**WHAT YOU HAVE TO DO**:
Transcribe the material exactly. Images do not belong in the copy.

**PROVIDED MATERIAL**:
⟨

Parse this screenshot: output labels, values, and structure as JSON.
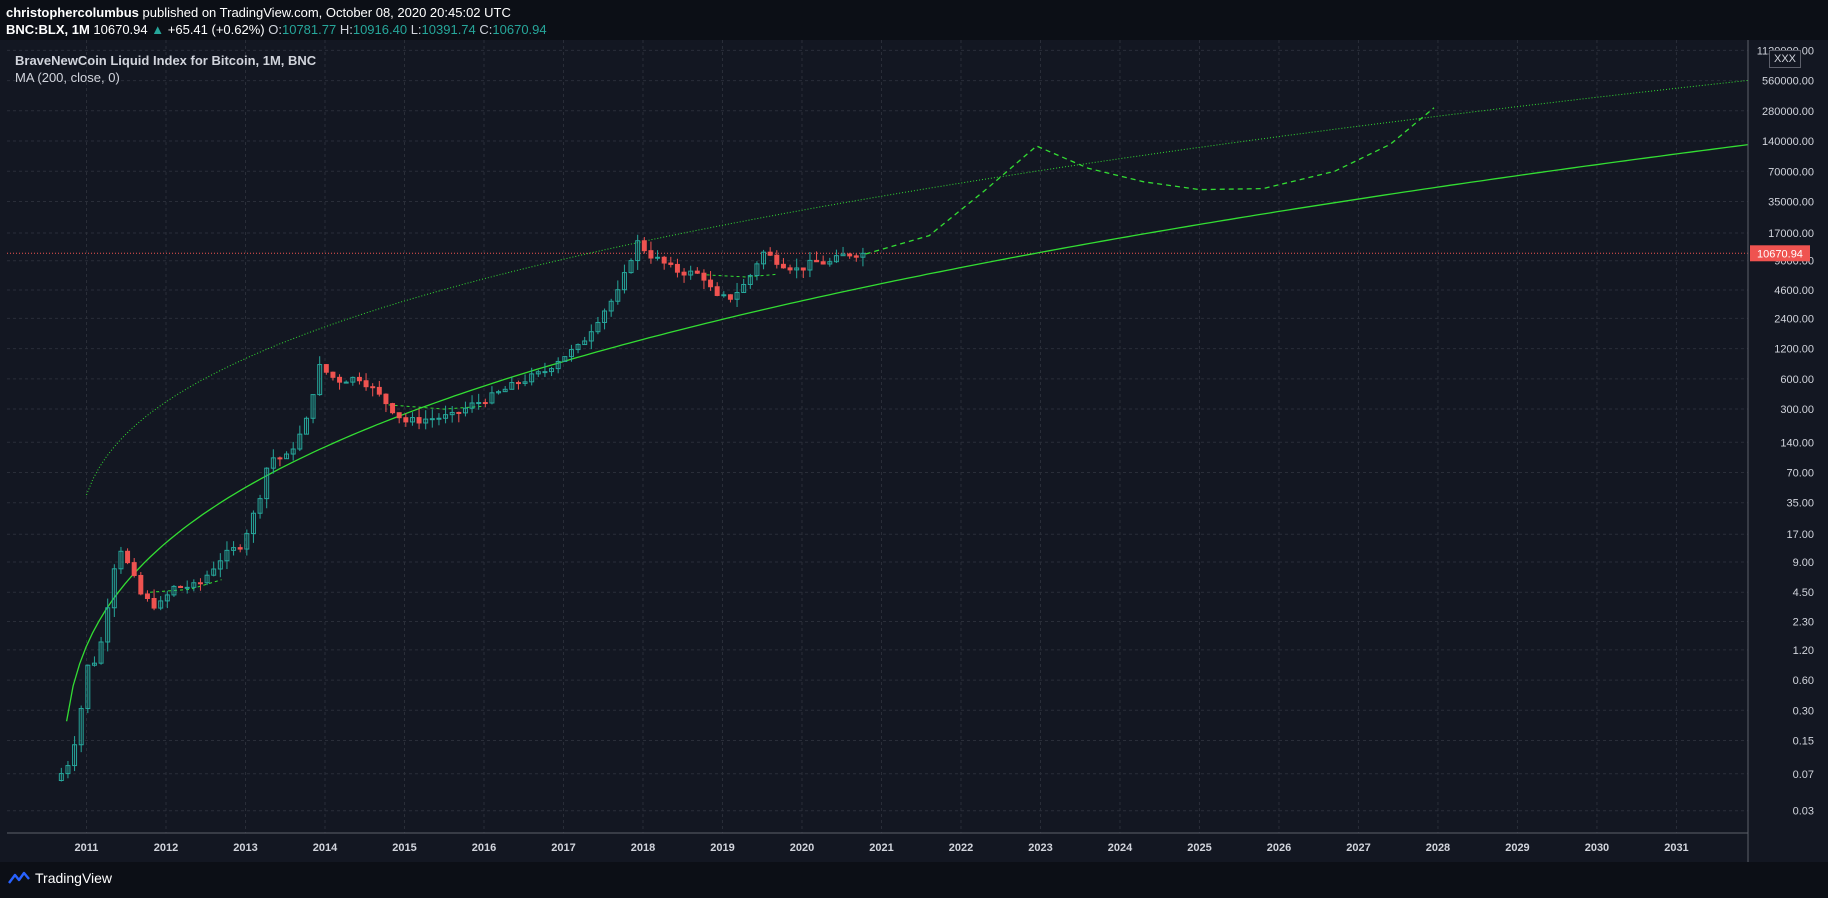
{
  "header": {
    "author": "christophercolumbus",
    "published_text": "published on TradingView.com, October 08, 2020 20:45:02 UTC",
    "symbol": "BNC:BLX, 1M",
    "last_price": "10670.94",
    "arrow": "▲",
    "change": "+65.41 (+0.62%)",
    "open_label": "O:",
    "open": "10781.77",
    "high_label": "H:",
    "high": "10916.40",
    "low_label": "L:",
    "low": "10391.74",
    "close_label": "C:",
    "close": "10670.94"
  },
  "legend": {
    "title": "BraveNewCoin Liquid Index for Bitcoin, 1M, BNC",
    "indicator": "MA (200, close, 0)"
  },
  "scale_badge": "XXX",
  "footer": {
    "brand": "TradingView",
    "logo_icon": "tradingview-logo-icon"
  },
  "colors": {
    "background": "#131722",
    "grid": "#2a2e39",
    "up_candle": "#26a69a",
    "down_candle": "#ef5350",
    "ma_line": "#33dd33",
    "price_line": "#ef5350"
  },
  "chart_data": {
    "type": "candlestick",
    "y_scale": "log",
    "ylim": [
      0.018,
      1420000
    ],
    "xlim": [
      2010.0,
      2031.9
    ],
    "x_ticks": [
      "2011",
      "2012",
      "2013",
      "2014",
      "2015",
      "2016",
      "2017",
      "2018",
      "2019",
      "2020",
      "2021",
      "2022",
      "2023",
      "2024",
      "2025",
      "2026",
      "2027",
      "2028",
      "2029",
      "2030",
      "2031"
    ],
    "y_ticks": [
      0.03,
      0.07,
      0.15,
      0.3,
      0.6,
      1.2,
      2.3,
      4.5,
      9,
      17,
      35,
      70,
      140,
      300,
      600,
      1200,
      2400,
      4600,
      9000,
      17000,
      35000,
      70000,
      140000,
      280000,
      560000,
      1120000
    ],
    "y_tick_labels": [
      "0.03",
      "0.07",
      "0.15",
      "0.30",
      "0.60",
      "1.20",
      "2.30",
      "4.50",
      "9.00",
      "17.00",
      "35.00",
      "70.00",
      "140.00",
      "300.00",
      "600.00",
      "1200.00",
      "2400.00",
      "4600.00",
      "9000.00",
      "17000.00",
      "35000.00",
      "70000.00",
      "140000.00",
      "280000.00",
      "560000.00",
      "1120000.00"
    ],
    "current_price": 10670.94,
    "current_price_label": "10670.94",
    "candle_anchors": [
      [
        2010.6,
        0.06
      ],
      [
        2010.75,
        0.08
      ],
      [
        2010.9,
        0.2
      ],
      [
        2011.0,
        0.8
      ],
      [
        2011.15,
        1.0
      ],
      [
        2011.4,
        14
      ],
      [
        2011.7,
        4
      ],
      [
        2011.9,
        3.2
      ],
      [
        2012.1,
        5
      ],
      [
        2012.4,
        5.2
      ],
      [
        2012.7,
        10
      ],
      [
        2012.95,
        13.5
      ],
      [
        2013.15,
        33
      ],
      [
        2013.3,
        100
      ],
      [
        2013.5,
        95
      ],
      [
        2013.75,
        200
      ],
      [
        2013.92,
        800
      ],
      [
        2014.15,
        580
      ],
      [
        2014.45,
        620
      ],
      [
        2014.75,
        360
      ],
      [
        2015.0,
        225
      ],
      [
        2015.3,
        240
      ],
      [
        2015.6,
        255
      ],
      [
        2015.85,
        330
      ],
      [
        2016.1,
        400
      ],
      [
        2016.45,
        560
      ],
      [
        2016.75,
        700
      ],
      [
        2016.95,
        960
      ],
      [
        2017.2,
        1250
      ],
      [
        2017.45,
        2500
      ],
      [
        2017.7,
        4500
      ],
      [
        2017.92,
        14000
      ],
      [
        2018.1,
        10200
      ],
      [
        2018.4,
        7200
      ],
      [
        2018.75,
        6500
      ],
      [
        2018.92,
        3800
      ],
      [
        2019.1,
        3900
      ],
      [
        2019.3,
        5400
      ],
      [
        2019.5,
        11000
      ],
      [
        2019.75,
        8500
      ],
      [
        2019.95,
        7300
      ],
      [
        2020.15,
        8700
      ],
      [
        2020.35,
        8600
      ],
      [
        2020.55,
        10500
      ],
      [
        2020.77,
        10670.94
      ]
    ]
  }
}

⟩

**TASK RESULT**:
Parse this screenshot: output labels, values, and structure as JSON.
{
  "header": {
    "author": "christophercolumbus",
    "published_text": "published on TradingView.com, October 08, 2020 20:45:02 UTC",
    "symbol": "BNC:BLX, 1M",
    "last_price": "10670.94",
    "arrow": "▲",
    "change": "+65.41 (+0.62%)",
    "open_label": "O:",
    "open": "10781.77",
    "high_label": "H:",
    "high": "10916.40",
    "low_label": "L:",
    "low": "10391.74",
    "close_label": "C:",
    "close": "10670.94"
  },
  "legend": {
    "title": "BraveNewCoin Liquid Index for Bitcoin, 1M, BNC",
    "indicator": "MA (200, close, 0)"
  },
  "scale_badge": "XXX",
  "footer": {
    "brand": "TradingView",
    "logo_icon": "tradingview-logo-icon"
  },
  "colors": {
    "background": "#131722",
    "grid": "#2a2e39",
    "up_candle": "#26a69a",
    "down_candle": "#ef5350",
    "ma_line": "#33dd33",
    "price_line": "#ef5350"
  },
  "chart_data": {
    "type": "candlestick",
    "y_scale": "log",
    "ylim": [
      0.018,
      1420000
    ],
    "xlim": [
      2010.0,
      2031.9
    ],
    "x_ticks": [
      "2011",
      "2012",
      "2013",
      "2014",
      "2015",
      "2016",
      "2017",
      "2018",
      "2019",
      "2020",
      "2021",
      "2022",
      "2023",
      "2024",
      "2025",
      "2026",
      "2027",
      "2028",
      "2029",
      "2030",
      "2031"
    ],
    "y_ticks": [
      0.03,
      0.07,
      0.15,
      0.3,
      0.6,
      1.2,
      2.3,
      4.5,
      9,
      17,
      35,
      70,
      140,
      300,
      600,
      1200,
      2400,
      4600,
      9000,
      17000,
      35000,
      70000,
      140000,
      280000,
      560000,
      1120000
    ],
    "y_tick_labels": [
      "0.03",
      "0.07",
      "0.15",
      "0.30",
      "0.60",
      "1.20",
      "2.30",
      "4.50",
      "9.00",
      "17.00",
      "35.00",
      "70.00",
      "140.00",
      "300.00",
      "600.00",
      "1200.00",
      "2400.00",
      "4600.00",
      "9000.00",
      "17000.00",
      "35000.00",
      "70000.00",
      "140000.00",
      "280000.00",
      "560000.00",
      "1120000.00"
    ],
    "current_price": 10670.94,
    "current_price_label": "10670.94",
    "candle_anchors": [
      [
        2010.6,
        0.06
      ],
      [
        2010.75,
        0.08
      ],
      [
        2010.9,
        0.2
      ],
      [
        2011.0,
        0.8
      ],
      [
        2011.15,
        1.0
      ],
      [
        2011.4,
        14
      ],
      [
        2011.7,
        4
      ],
      [
        2011.9,
        3.2
      ],
      [
        2012.1,
        5
      ],
      [
        2012.4,
        5.2
      ],
      [
        2012.7,
        10
      ],
      [
        2012.95,
        13.5
      ],
      [
        2013.15,
        33
      ],
      [
        2013.3,
        100
      ],
      [
        2013.5,
        95
      ],
      [
        2013.75,
        200
      ],
      [
        2013.92,
        800
      ],
      [
        2014.15,
        580
      ],
      [
        2014.45,
        620
      ],
      [
        2014.75,
        360
      ],
      [
        2015.0,
        225
      ],
      [
        2015.3,
        240
      ],
      [
        2015.6,
        255
      ],
      [
        2015.85,
        330
      ],
      [
        2016.1,
        400
      ],
      [
        2016.45,
        560
      ],
      [
        2016.75,
        700
      ],
      [
        2016.95,
        960
      ],
      [
        2017.2,
        1250
      ],
      [
        2017.45,
        2500
      ],
      [
        2017.7,
        4500
      ],
      [
        2017.92,
        14000
      ],
      [
        2018.1,
        10200
      ],
      [
        2018.4,
        7200
      ],
      [
        2018.75,
        6500
      ],
      [
        2018.92,
        3800
      ],
      [
        2019.1,
        3900
      ],
      [
        2019.3,
        5400
      ],
      [
        2019.5,
        11000
      ],
      [
        2019.75,
        8500
      ],
      [
        2019.95,
        7300
      ],
      [
        2020.15,
        8700
      ],
      [
        2020.35,
        8600
      ],
      [
        2020.55,
        10500
      ],
      [
        2020.77,
        10670.94
      ]
    ]
  }
}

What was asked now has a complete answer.